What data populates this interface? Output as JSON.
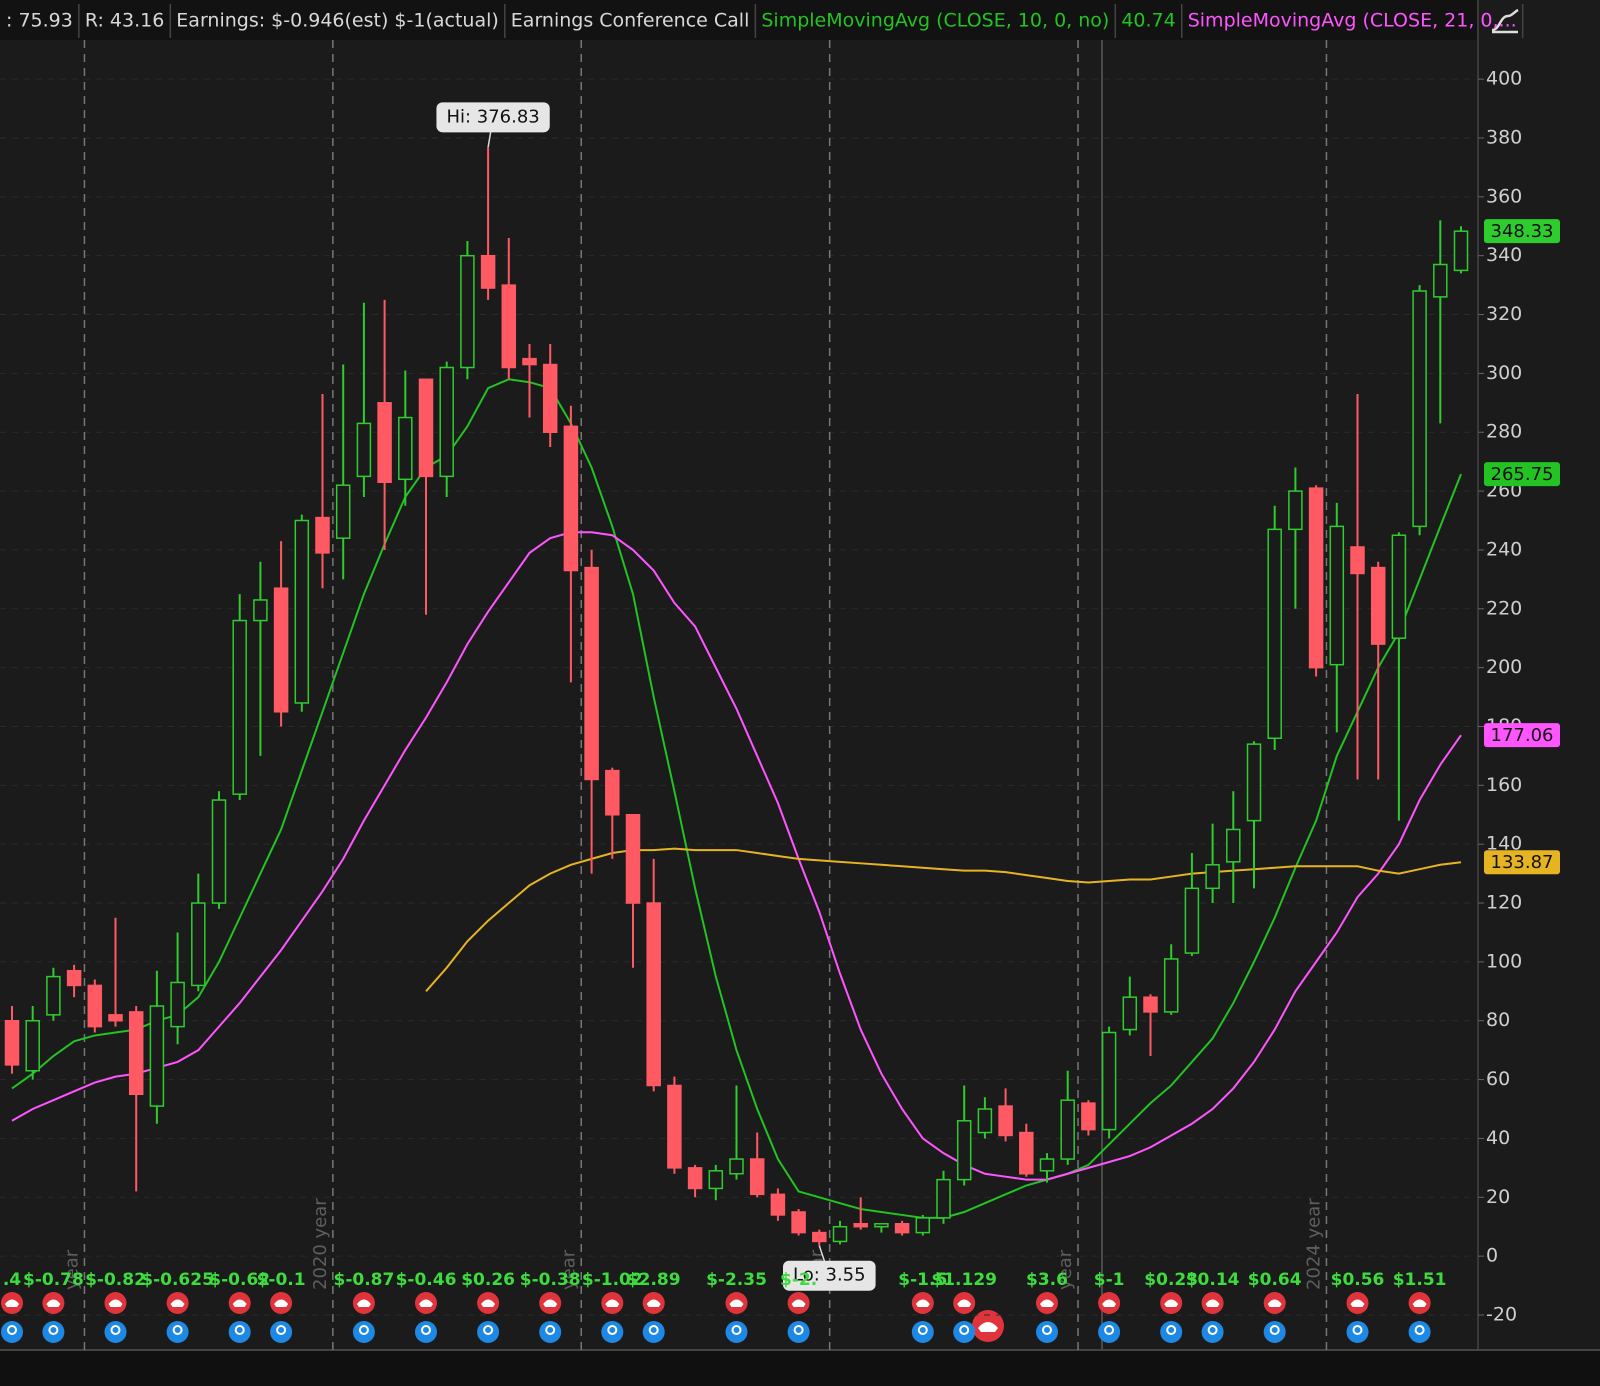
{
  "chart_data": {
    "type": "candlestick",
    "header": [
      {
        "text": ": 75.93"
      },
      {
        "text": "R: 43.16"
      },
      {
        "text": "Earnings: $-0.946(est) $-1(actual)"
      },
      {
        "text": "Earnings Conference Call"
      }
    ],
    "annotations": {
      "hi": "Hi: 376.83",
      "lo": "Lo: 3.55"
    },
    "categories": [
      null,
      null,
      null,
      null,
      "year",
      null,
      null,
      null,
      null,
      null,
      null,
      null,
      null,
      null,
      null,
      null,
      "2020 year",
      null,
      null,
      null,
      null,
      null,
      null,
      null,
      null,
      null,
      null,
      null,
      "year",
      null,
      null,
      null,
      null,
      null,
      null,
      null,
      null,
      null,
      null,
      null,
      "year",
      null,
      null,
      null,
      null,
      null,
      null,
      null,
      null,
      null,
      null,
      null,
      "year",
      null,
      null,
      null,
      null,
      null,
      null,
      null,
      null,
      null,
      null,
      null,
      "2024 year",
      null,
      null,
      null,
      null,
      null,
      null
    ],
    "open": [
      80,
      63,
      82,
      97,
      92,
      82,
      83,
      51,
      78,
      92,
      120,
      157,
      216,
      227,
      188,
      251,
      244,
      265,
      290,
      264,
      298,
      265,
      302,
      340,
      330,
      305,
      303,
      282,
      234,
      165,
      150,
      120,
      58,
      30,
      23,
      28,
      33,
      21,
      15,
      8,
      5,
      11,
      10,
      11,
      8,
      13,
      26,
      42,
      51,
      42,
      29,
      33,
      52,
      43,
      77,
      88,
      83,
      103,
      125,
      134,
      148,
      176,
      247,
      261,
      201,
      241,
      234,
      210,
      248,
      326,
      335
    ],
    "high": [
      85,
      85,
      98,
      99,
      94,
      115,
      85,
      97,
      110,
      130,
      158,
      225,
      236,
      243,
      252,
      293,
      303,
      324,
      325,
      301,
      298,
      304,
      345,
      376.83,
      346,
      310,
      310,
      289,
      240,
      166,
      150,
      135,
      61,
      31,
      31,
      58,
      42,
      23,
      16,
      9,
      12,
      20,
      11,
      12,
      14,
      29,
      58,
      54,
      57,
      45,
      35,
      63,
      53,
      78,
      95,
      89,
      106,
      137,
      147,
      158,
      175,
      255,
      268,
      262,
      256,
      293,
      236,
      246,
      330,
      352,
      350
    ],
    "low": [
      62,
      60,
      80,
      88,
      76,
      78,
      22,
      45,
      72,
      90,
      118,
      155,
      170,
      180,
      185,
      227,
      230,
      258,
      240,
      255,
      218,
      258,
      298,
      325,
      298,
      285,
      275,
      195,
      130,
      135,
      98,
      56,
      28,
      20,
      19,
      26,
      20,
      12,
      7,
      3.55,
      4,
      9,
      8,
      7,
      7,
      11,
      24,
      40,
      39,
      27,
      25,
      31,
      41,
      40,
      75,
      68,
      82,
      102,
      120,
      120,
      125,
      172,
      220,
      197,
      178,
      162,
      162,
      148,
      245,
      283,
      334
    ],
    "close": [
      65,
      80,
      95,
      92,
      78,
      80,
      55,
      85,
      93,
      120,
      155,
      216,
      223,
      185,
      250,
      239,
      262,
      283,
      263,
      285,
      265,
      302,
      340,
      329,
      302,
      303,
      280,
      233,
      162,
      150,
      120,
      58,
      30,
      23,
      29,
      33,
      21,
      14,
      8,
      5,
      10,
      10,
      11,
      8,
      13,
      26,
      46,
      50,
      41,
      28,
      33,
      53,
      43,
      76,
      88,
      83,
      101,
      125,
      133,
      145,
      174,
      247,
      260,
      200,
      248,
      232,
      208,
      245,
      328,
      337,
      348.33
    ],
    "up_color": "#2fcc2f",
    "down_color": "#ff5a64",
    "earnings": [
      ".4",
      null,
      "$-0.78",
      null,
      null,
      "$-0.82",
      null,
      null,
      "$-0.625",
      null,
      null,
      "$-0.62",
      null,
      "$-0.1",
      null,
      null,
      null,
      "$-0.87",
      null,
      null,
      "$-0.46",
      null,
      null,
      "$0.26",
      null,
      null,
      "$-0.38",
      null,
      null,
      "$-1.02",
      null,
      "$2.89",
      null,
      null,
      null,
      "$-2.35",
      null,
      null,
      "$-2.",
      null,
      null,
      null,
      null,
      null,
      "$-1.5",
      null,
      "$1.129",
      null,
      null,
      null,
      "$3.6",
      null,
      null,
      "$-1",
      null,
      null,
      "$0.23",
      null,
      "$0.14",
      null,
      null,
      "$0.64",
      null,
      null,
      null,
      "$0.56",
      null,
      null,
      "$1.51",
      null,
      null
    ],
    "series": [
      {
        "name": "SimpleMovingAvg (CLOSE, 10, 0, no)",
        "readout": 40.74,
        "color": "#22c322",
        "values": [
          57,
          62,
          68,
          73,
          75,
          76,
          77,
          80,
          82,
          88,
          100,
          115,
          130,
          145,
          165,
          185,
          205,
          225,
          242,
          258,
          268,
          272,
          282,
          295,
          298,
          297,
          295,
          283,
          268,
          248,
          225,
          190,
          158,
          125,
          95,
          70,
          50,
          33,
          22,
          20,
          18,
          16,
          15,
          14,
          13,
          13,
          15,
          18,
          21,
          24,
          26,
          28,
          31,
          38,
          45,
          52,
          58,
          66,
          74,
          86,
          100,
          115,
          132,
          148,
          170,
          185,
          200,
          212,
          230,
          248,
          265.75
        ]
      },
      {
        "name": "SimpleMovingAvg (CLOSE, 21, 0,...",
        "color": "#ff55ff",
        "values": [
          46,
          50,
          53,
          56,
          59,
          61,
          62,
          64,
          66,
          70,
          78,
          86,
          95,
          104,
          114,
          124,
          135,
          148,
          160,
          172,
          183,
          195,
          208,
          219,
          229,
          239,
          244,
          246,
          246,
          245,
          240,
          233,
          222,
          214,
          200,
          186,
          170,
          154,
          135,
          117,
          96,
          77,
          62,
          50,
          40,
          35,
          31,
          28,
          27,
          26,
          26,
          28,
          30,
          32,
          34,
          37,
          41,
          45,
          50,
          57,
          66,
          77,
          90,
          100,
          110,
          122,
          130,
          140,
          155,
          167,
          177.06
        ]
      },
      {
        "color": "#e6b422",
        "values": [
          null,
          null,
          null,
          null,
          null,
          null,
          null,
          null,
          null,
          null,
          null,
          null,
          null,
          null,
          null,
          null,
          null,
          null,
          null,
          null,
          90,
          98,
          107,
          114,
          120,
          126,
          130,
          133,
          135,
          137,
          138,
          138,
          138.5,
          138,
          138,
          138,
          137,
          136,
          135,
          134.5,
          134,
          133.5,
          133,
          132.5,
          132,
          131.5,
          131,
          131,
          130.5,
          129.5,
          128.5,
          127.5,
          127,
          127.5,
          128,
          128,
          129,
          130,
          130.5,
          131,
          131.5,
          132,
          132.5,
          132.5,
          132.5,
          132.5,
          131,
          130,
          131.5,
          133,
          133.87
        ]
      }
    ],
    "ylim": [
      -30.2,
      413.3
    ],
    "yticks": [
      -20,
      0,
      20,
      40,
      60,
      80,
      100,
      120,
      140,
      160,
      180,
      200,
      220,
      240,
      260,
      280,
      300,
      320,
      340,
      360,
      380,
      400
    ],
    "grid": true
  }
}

##########

= SET EXERCISE =
Copy out every line from the material above in which the word "name" appears.

= TASK RESPONSE =
        "name": "SimpleMovingAvg (CLOSE, 10, 0, no)",
        "name": "SimpleMovingAvg (CLOSE, 21, 0,...",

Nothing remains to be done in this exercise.